PAGE TEXT:

How to reuse functors with member data over many kernel executions in CUDA to improve memory usage and decrease copy time?

Question

I am translating a c++11 program which calculates contact forces between particle pairs into a cuda program. All the particle pairs are independent from each other. I use a functor to calculate the contact force. This functor does many computations and contains a lot of member variables. Therefore I am trying to reuse the functors, instead of making one new functor per particle pair.

Because the functor contains virtual functions, the functor cloning is done on the device instead of on the host.

I am thinking of a scheme which goes like this:

1) Clone M functors

2) Start computing M particle pairs

3) Particle pair M+1 waits until one particle pair has completed and then reuses its functor

However, other ideas are also very welcome.

I've made a very simplified version of the program. In this play program, the F variable does not have to be a member variable, but in the real program it needs to be. There is also a lot more member data and particle pairs (N) in the real program. N is often a few million.

#include <stdio.h>

#define TPB 4 // realistic value = 128
#define N 10  // realistic value = 5000000
#define M 5   // trade of between copy time and parallel gain.

MATERIAL SUPPLIED:
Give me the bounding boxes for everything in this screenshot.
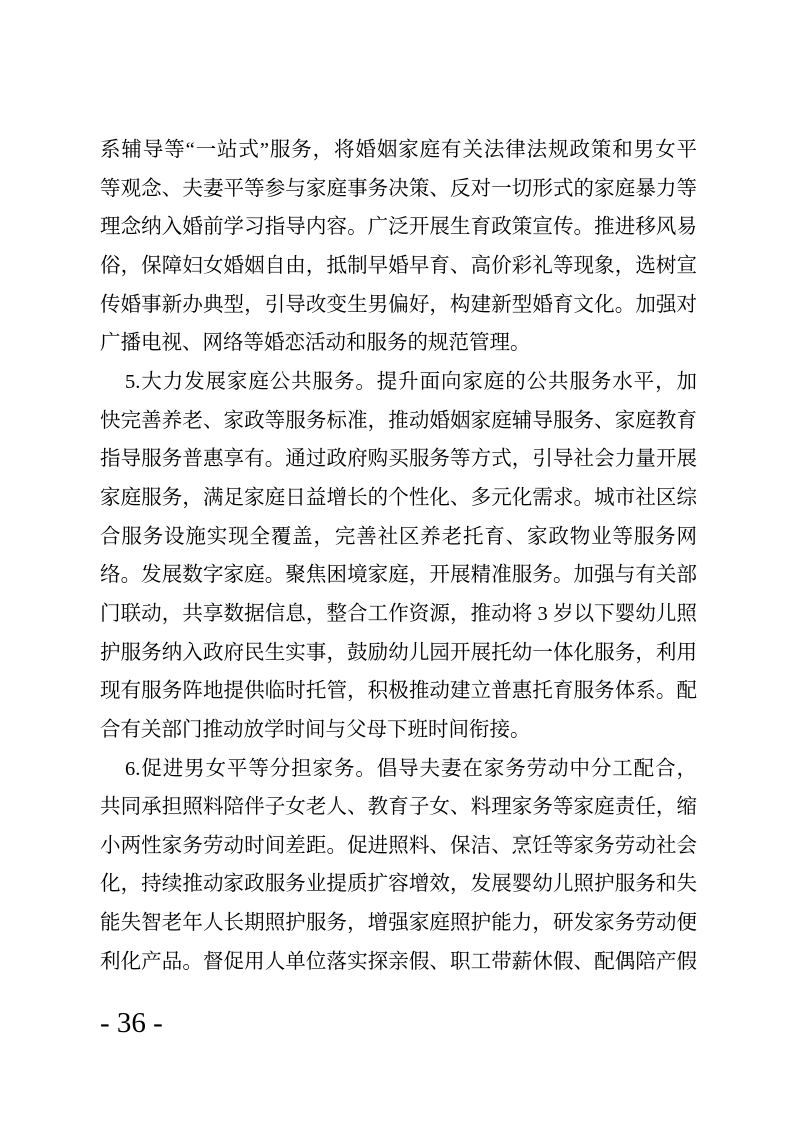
text-line: 指导服务普惠享有。通过政府购买服务等方式，引导社会力量开展 bbox=[100, 440, 697, 479]
text-line: 共同承担照料陪伴子女老人、教育子女、料理家务等家庭责任，缩 bbox=[100, 788, 697, 827]
text-line: 化，持续推动家政服务业提质扩容增效，发展婴幼儿照护服务和失 bbox=[100, 865, 697, 904]
text-line: 小两性家务劳动时间差距。促进照料、保洁、烹饪等家务劳动社会 bbox=[100, 827, 697, 866]
text-line: 广播电视、网络等婚恋活动和服务的规范管理。 bbox=[100, 324, 697, 363]
text-line: 合有关部门推动放学时间与父母下班时间衔接。 bbox=[100, 711, 697, 750]
text-line: 6.促进男女平等分担家务。倡导夫妻在家务劳动中分工配合， bbox=[100, 750, 697, 789]
body-text: 系辅导等“一站式”服务，将婚姻家庭有关法律法规政策和男女平等观念、夫妻平等参与家… bbox=[100, 131, 697, 981]
document-page: 系辅导等“一站式”服务，将婚姻家庭有关法律法规政策和男女平等观念、夫妻平等参与家… bbox=[0, 0, 794, 1122]
text-line: 络。发展数字家庭。聚焦困境家庭，开展精准服务。加强与有关部 bbox=[100, 556, 697, 595]
text-line: 护服务纳入政府民生实事，鼓励幼儿园开展托幼一体化服务，利用 bbox=[100, 634, 697, 673]
text-line: 能失智老年人长期照护服务，增强家庭照护能力，研发家务劳动便 bbox=[100, 904, 697, 943]
text-line: 理念纳入婚前学习指导内容。广泛开展生育政策宣传。推进移风易 bbox=[100, 208, 697, 247]
page-number: - 36 - bbox=[100, 1006, 163, 1040]
text-line: 快完善养老、家政等服务标准，推动婚姻家庭辅导服务、家庭教育 bbox=[100, 402, 697, 441]
text-line: 家庭服务，满足家庭日益增长的个性化、多元化需求。城市社区综 bbox=[100, 479, 697, 518]
text-line: 系辅导等“一站式”服务，将婚姻家庭有关法律法规政策和男女平 bbox=[100, 131, 697, 170]
text-line: 利化产品。督促用人单位落实探亲假、职工带薪休假、配偶陪产假 bbox=[100, 943, 697, 982]
text-line: 5.大力发展家庭公共服务。提升面向家庭的公共服务水平，加 bbox=[100, 363, 697, 402]
text-line: 合服务设施实现全覆盖，完善社区养老托育、家政物业等服务网 bbox=[100, 518, 697, 557]
text-line: 等观念、夫妻平等参与家庭事务决策、反对一切形式的家庭暴力等 bbox=[100, 170, 697, 209]
text-line: 俗，保障妇女婚姻自由，抵制早婚早育、高价彩礼等现象，选树宣 bbox=[100, 247, 697, 286]
text-line: 现有服务阵地提供临时托管，积极推动建立普惠托育服务体系。配 bbox=[100, 672, 697, 711]
text-line: 传婚事新办典型，引导改变生男偏好，构建新型婚育文化。加强对 bbox=[100, 286, 697, 325]
text-line: 门联动，共享数据信息，整合工作资源，推动将 3 岁以下婴幼儿照 bbox=[100, 595, 697, 634]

PROBLEM REQUIREMENTS:
Rewrite the passage of the CUDA functor question that begins at the words "3) Particle pair" and ends after "and parallel gain.", replacing "play program" with "toy program". The lines placed after the text are separate material.

RESULT:
3) Particle pair M+1 waits until one particle pair has completed and then reuses its functor

However, other ideas are also very welcome.

I've made a very simplified version of the program. In this toy program, the F variable does not have to be a member variable, but in the real program it needs to be. There is also a lot more member data and particle pairs (N) in the real program. N is often a few million.

#include <stdio.h>

#define TPB 4 // realistic value = 128
#define N 10  // realistic value = 5000000
#define M 5   // trade of between copy time and parallel gain.